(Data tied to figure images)
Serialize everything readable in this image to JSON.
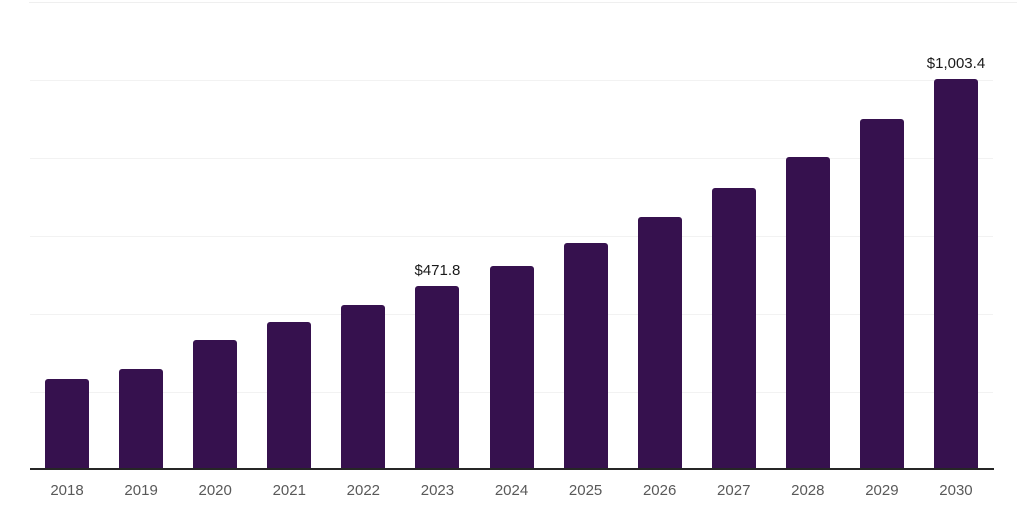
{
  "chart_data": {
    "type": "bar",
    "title": "",
    "xlabel": "",
    "ylabel": "",
    "categories": [
      "2018",
      "2019",
      "2020",
      "2021",
      "2022",
      "2023",
      "2024",
      "2025",
      "2026",
      "2027",
      "2028",
      "2029",
      "2030"
    ],
    "values": [
      234,
      260,
      333,
      379,
      423,
      471.8,
      523,
      582,
      649,
      723,
      802,
      900,
      1003.4
    ],
    "value_labels": [
      {
        "category": "2023",
        "text": "$471.8"
      },
      {
        "category": "2030",
        "text": "$1,003.4"
      }
    ],
    "ylim": [
      0,
      1200
    ],
    "gridline_step": 200,
    "grid": true,
    "legend": "none",
    "colors": {
      "bar": "#36114E",
      "axis_line": "#262626",
      "gridline": "#f2f2f2",
      "top_border": "#efefef",
      "tick_label": "#595959",
      "value_label": "#1a1a1a",
      "background": "#ffffff"
    }
  }
}
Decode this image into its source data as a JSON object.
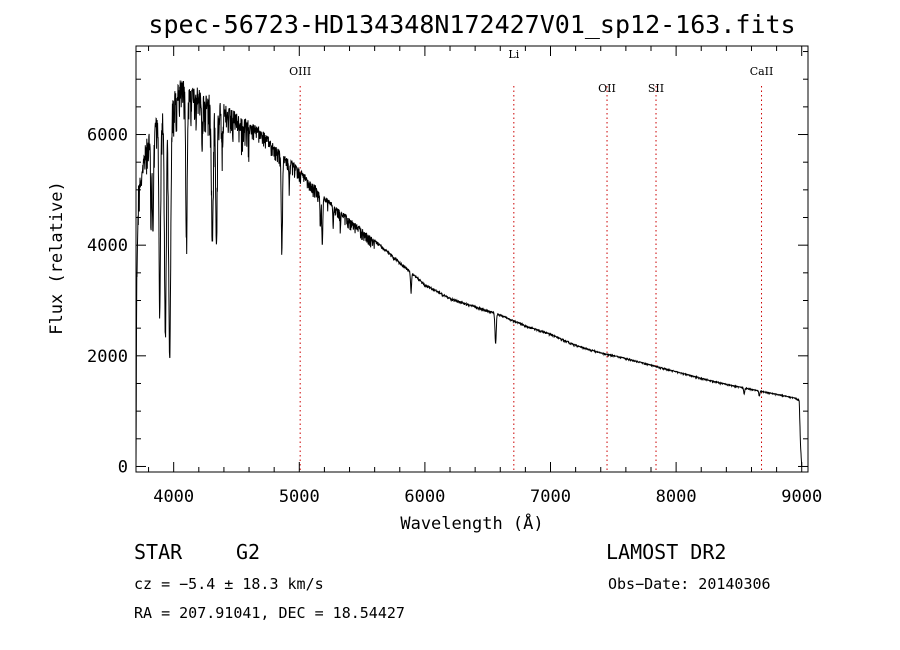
{
  "chart_data": {
    "type": "line",
    "title": "spec-56723-HD134348N172427V01_sp12-163.fits",
    "xlabel": "Wavelength (Å)",
    "ylabel": "Flux (relative)",
    "xlim": [
      3700,
      9050
    ],
    "ylim": [
      -100,
      7600
    ],
    "xticks": [
      4000,
      5000,
      6000,
      7000,
      8000,
      9000
    ],
    "yticks": [
      0,
      2000,
      4000,
      6000
    ],
    "grid": false,
    "legend": "none",
    "colors": {
      "spectrum": "#000000",
      "line_markers": "#cc0000"
    },
    "lines": [
      {
        "label": "OIII",
        "x": 5007
      },
      {
        "label": "Li",
        "x": 6708
      },
      {
        "label": "OII",
        "x": 7450
      },
      {
        "label": "SII",
        "x": 7840
      },
      {
        "label": "CaII",
        "x": 8680
      }
    ],
    "continuum": [
      [
        3700,
        0
      ],
      [
        3705,
        3400
      ],
      [
        3720,
        5100
      ],
      [
        3780,
        5900
      ],
      [
        3850,
        6300
      ],
      [
        3950,
        6500
      ],
      [
        4050,
        7000
      ],
      [
        4150,
        6900
      ],
      [
        4300,
        6700
      ],
      [
        4500,
        6400
      ],
      [
        4700,
        6100
      ],
      [
        4850,
        5700
      ],
      [
        5000,
        5400
      ],
      [
        5200,
        4900
      ],
      [
        5400,
        4500
      ],
      [
        5600,
        4100
      ],
      [
        5800,
        3700
      ],
      [
        6000,
        3300
      ],
      [
        6200,
        3050
      ],
      [
        6400,
        2900
      ],
      [
        6600,
        2750
      ],
      [
        6800,
        2550
      ],
      [
        7000,
        2400
      ],
      [
        7200,
        2200
      ],
      [
        7400,
        2060
      ],
      [
        7600,
        1960
      ],
      [
        7800,
        1840
      ],
      [
        8000,
        1720
      ],
      [
        8200,
        1600
      ],
      [
        8400,
        1490
      ],
      [
        8600,
        1400
      ],
      [
        8800,
        1310
      ],
      [
        8950,
        1240
      ],
      [
        8980,
        1200
      ],
      [
        8990,
        400
      ],
      [
        9000,
        0
      ]
    ],
    "absorption": [
      [
        3820,
        0.25,
        4
      ],
      [
        3835,
        0.3,
        5
      ],
      [
        3889,
        0.55,
        6
      ],
      [
        3934,
        0.62,
        7
      ],
      [
        3968,
        0.7,
        8
      ],
      [
        4102,
        0.4,
        6
      ],
      [
        4226,
        0.15,
        3
      ],
      [
        4308,
        0.35,
        7
      ],
      [
        4340,
        0.38,
        6
      ],
      [
        4384,
        0.1,
        3
      ],
      [
        4861,
        0.3,
        5
      ],
      [
        4920,
        0.08,
        3
      ],
      [
        5169,
        0.12,
        4
      ],
      [
        5183,
        0.18,
        4
      ],
      [
        5270,
        0.08,
        3
      ],
      [
        5328,
        0.06,
        3
      ],
      [
        5890,
        0.1,
        4
      ],
      [
        6563,
        0.2,
        5
      ],
      [
        8542,
        0.08,
        4
      ],
      [
        8662,
        0.07,
        4
      ]
    ]
  },
  "footer": {
    "object_type": "STAR",
    "subclass": "G2",
    "survey": "LAMOST DR2",
    "cz": "cz = −5.4 ± 18.3 km/s",
    "obs_date": "Obs−Date: 20140306",
    "coords": "RA = 207.91041, DEC =  18.54427"
  }
}
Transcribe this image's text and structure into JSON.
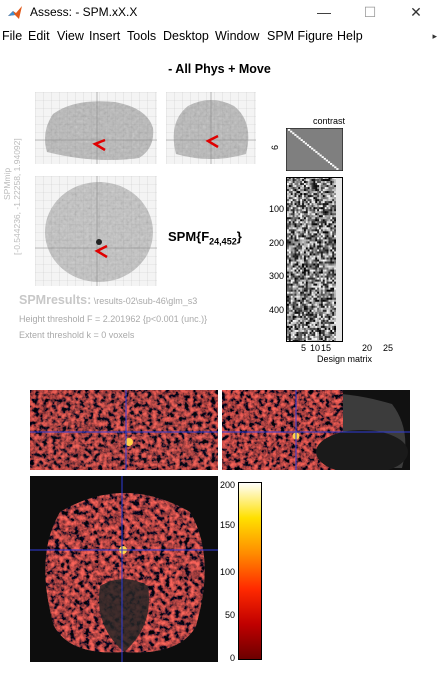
{
  "window": {
    "title": "Assess:  - SPM.xX.X",
    "minimize_glyph": "—",
    "maximize_glyph": "☐",
    "close_glyph": "✕",
    "icon": "matlab-logo-icon"
  },
  "menu": {
    "items": [
      "File",
      "Edit",
      "View",
      "Insert",
      "Tools",
      "Desktop",
      "Window",
      "SPM Figure",
      "Help"
    ],
    "overflow_glyph": "▸"
  },
  "figure": {
    "title": "- All Phys + Move",
    "spm_stat_prefix": "SPM{F",
    "spm_stat_df": "24,452",
    "spm_stat_suffix": "}",
    "side_label_1": "SPMmip",
    "side_label_2": "[-0.544236, -1.22258, 1.94092]"
  },
  "results": {
    "header": "SPMresults:",
    "path": "\\results-02\\sub-46\\glm_s3",
    "height_threshold": "Height threshold F = 2.201962  {p<0.001 (unc.)}",
    "extent_threshold": "Extent threshold k = 0 voxels"
  },
  "design_matrix": {
    "contrast_title": "contrast",
    "contrast_tick": "6",
    "y_ticks": [
      "100",
      "200",
      "300",
      "400"
    ],
    "x_ticks": [
      "5",
      "10",
      "15",
      "20",
      "25"
    ],
    "xlabel": "Design matrix"
  },
  "colorbar": {
    "ticks": [
      "200",
      "150",
      "100",
      "50",
      "0"
    ],
    "colors": [
      "#6b0000",
      "#c00000",
      "#ff2a00",
      "#ff8c00",
      "#ffe000",
      "#ffffff"
    ]
  }
}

▶ _WORK TO DO_
Leave the pictures out and reproduce all of the records exactly.

▶ _WRITTEN RESPONSE_
Serialize everything readable in this image to JSON.
{
  "chart_data": {
    "type": "bar",
    "title": "",
    "xlabel": "",
    "ylabel": "",
    "categories": [
      "2018",
      "2019",
      "2020",
      "2021",
      "2022",
      "2023",
      "2024",
      "2025",
      "2026",
      "2027",
      "2028",
      "2029",
      "2030"
    ],
    "values": [
      234,
      260,
      333,
      379,
      423,
      471.8,
      523,
      582,
      649,
      723,
      802,
      900,
      1003.4
    ],
    "value_labels": [
      {
        "category": "2023",
        "text": "$471.8"
      },
      {
        "category": "2030",
        "text": "$1,003.4"
      }
    ],
    "ylim": [
      0,
      1200
    ],
    "gridline_step": 200,
    "grid": true,
    "legend": "none",
    "colors": {
      "bar": "#36114E",
      "axis_line": "#262626",
      "gridline": "#f2f2f2",
      "top_border": "#efefef",
      "tick_label": "#595959",
      "value_label": "#1a1a1a",
      "background": "#ffffff"
    }
  }
}
Decode this image into its source data as a JSON object.
{
  "chart_data": {
    "type": "line",
    "title": "spec-56723-HD134348N172427V01_sp12-163.fits",
    "xlabel": "Wavelength (Å)",
    "ylabel": "Flux (relative)",
    "xlim": [
      3700,
      9050
    ],
    "ylim": [
      -100,
      7600
    ],
    "xticks": [
      4000,
      5000,
      6000,
      7000,
      8000,
      9000
    ],
    "yticks": [
      0,
      2000,
      4000,
      6000
    ],
    "grid": false,
    "legend": "none",
    "colors": {
      "spectrum": "#000000",
      "line_markers": "#cc0000"
    },
    "lines": [
      {
        "label": "OIII",
        "x": 5007
      },
      {
        "label": "Li",
        "x": 6708
      },
      {
        "label": "OII",
        "x": 7450
      },
      {
        "label": "SII",
        "x": 7840
      },
      {
        "label": "CaII",
        "x": 8680
      }
    ],
    "continuum": [
      [
        3700,
        0
      ],
      [
        3705,
        3400
      ],
      [
        3720,
        5100
      ],
      [
        3780,
        5900
      ],
      [
        3850,
        6300
      ],
      [
        3950,
        6500
      ],
      [
        4050,
        7000
      ],
      [
        4150,
        6900
      ],
      [
        4300,
        6700
      ],
      [
        4500,
        6400
      ],
      [
        4700,
        6100
      ],
      [
        4850,
        5700
      ],
      [
        5000,
        5400
      ],
      [
        5200,
        4900
      ],
      [
        5400,
        4500
      ],
      [
        5600,
        4100
      ],
      [
        5800,
        3700
      ],
      [
        6000,
        3300
      ],
      [
        6200,
        3050
      ],
      [
        6400,
        2900
      ],
      [
        6600,
        2750
      ],
      [
        6800,
        2550
      ],
      [
        7000,
        2400
      ],
      [
        7200,
        2200
      ],
      [
        7400,
        2060
      ],
      [
        7600,
        1960
      ],
      [
        7800,
        1840
      ],
      [
        8000,
        1720
      ],
      [
        8200,
        1600
      ],
      [
        8400,
        1490
      ],
      [
        8600,
        1400
      ],
      [
        8800,
        1310
      ],
      [
        8950,
        1240
      ],
      [
        8980,
        1200
      ],
      [
        8990,
        400
      ],
      [
        9000,
        0
      ]
    ],
    "absorption": [
      [
        3820,
        0.25,
        4
      ],
      [
        3835,
        0.3,
        5
      ],
      [
        3889,
        0.55,
        6
      ],
      [
        3934,
        0.62,
        7
      ],
      [
        3968,
        0.7,
        8
      ],
      [
        4102,
        0.4,
        6
      ],
      [
        4226,
        0.15,
        3
      ],
      [
        4308,
        0.35,
        7
      ],
      [
        4340,
        0.38,
        6
      ],
      [
        4384,
        0.1,
        3
      ],
      [
        4861,
        0.3,
        5
      ],
      [
        4920,
        0.08,
        3
      ],
      [
        5169,
        0.12,
        4
      ],
      [
        5183,
        0.18,
        4
      ],
      [
        5270,
        0.08,
        3
      ],
      [
        5328,
        0.06,
        3
      ],
      [
        5890,
        0.1,
        4
      ],
      [
        6563,
        0.2,
        5
      ],
      [
        8542,
        0.08,
        4
      ],
      [
        8662,
        0.07,
        4
      ]
    ]
  },
  "footer": {
    "object_type": "STAR",
    "subclass": "G2",
    "survey": "LAMOST DR2",
    "cz": "cz = −5.4 ± 18.3 km/s",
    "obs_date": "Obs−Date: 20140306",
    "coords": "RA = 207.91041, DEC =  18.54427"
  }
}
Transcribe this image's text and structure into JSON.
{
  "window": {
    "title": "Assess:  - SPM.xX.X",
    "minimize_glyph": "—",
    "maximize_glyph": "☐",
    "close_glyph": "✕",
    "icon": "matlab-logo-icon"
  },
  "menu": {
    "items": [
      "File",
      "Edit",
      "View",
      "Insert",
      "Tools",
      "Desktop",
      "Window",
      "SPM Figure",
      "Help"
    ],
    "overflow_glyph": "▸"
  },
  "figure": {
    "title": "- All Phys + Move",
    "spm_stat_prefix": "SPM{F",
    "spm_stat_df": "24,452",
    "spm_stat_suffix": "}",
    "side_label_1": "SPMmip",
    "side_label_2": "[-0.544236, -1.22258, 1.94092]"
  },
  "results": {
    "header": "SPMresults:",
    "path": "\\results-02\\sub-46\\glm_s3",
    "height_threshold": "Height threshold F = 2.201962  {p<0.001 (unc.)}",
    "extent_threshold": "Extent threshold k = 0 voxels"
  },
  "design_matrix": {
    "contrast_title": "contrast",
    "contrast_tick": "6",
    "y_ticks": [
      "100",
      "200",
      "300",
      "400"
    ],
    "x_ticks": [
      "5",
      "10",
      "15",
      "20",
      "25"
    ],
    "xlabel": "Design matrix"
  },
  "colorbar": {
    "ticks": [
      "200",
      "150",
      "100",
      "50",
      "0"
    ],
    "colors": [
      "#6b0000",
      "#c00000",
      "#ff2a00",
      "#ff8c00",
      "#ffe000",
      "#ffffff"
    ]
  }
}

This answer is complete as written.